(Dataset excerpt)
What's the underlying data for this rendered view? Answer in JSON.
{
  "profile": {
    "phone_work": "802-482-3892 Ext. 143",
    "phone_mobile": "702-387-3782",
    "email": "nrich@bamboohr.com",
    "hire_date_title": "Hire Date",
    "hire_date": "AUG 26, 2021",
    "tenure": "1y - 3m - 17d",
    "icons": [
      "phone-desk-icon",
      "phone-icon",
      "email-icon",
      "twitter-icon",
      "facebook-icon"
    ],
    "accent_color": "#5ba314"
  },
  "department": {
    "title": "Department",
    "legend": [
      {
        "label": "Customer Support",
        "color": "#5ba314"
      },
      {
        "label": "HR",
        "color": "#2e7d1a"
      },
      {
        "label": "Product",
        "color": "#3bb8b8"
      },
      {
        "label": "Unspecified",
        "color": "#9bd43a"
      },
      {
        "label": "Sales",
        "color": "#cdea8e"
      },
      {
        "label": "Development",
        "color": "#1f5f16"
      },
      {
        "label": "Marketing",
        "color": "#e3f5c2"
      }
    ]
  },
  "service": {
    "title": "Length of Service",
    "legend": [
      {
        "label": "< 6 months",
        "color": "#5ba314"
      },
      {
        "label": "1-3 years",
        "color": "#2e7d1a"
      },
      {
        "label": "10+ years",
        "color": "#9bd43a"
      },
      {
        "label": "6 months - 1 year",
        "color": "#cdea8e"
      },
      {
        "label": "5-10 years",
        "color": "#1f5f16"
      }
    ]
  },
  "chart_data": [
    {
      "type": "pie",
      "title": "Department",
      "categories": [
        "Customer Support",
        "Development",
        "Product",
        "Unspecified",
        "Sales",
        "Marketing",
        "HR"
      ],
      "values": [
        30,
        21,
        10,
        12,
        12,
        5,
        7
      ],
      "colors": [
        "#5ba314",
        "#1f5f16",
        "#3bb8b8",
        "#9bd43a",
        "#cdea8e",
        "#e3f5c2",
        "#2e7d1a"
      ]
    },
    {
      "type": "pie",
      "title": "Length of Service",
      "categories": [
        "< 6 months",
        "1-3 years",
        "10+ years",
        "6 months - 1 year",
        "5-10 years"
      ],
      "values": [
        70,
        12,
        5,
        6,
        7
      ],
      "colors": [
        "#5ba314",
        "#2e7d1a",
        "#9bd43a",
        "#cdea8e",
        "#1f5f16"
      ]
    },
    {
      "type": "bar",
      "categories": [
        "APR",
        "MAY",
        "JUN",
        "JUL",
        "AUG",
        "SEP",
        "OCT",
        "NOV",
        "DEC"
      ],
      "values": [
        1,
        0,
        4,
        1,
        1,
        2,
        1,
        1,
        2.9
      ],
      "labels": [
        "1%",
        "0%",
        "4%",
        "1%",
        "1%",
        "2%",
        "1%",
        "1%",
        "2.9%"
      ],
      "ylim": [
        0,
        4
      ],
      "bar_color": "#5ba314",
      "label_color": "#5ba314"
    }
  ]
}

- _Required task_
Check each line of the records above for the word "email", then give the number of lines that have it, with no other words.

- _The result_
2